Narrow the data below down to the lines containing "this".

══ Dataset content ══

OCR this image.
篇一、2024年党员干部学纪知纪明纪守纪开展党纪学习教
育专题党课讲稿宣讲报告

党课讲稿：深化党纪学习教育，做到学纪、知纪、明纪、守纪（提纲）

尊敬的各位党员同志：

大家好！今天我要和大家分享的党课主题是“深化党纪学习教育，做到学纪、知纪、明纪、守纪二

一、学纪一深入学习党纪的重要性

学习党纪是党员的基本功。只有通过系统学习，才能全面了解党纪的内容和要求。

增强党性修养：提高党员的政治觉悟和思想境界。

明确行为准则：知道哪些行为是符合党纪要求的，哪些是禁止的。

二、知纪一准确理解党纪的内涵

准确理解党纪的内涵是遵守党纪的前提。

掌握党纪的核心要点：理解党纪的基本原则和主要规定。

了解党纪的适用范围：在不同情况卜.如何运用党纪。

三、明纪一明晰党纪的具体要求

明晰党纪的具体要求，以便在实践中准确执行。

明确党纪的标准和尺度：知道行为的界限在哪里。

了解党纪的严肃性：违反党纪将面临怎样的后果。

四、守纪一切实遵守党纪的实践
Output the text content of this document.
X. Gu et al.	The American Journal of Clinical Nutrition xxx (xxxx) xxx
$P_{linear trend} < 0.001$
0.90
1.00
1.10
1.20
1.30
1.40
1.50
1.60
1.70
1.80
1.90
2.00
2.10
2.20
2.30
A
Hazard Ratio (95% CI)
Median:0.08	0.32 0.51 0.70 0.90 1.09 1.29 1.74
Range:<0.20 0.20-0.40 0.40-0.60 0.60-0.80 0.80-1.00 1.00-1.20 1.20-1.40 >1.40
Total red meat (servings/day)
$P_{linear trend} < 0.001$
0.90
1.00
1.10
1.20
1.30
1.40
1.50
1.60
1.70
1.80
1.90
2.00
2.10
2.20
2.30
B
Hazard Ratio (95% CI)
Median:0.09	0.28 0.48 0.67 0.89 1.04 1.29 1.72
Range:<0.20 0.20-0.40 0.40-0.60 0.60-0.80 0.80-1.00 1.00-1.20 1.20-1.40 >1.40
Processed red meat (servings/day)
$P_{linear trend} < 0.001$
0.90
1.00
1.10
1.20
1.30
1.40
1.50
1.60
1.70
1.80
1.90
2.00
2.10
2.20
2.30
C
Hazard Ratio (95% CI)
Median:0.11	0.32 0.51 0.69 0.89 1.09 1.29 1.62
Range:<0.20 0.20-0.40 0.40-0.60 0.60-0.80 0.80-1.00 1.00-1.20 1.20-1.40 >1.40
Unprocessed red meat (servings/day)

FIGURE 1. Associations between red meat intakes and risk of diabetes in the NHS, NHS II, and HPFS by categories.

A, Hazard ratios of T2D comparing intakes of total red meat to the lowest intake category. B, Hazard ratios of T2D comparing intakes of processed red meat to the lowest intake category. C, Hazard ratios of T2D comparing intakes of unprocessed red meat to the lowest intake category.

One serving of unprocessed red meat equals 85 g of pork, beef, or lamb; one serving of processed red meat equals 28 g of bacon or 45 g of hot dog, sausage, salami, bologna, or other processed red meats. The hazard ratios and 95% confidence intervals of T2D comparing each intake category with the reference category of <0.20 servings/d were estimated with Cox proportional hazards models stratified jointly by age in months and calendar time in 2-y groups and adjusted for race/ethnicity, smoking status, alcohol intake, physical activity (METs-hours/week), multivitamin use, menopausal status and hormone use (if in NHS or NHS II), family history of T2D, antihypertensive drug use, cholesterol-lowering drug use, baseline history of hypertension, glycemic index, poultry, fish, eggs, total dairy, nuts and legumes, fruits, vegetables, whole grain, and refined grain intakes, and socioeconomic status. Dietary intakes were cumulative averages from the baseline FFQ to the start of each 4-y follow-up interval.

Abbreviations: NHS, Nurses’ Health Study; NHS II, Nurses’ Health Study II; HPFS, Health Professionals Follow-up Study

═══

### Task output:
OCR this image.
Output the text content of this document.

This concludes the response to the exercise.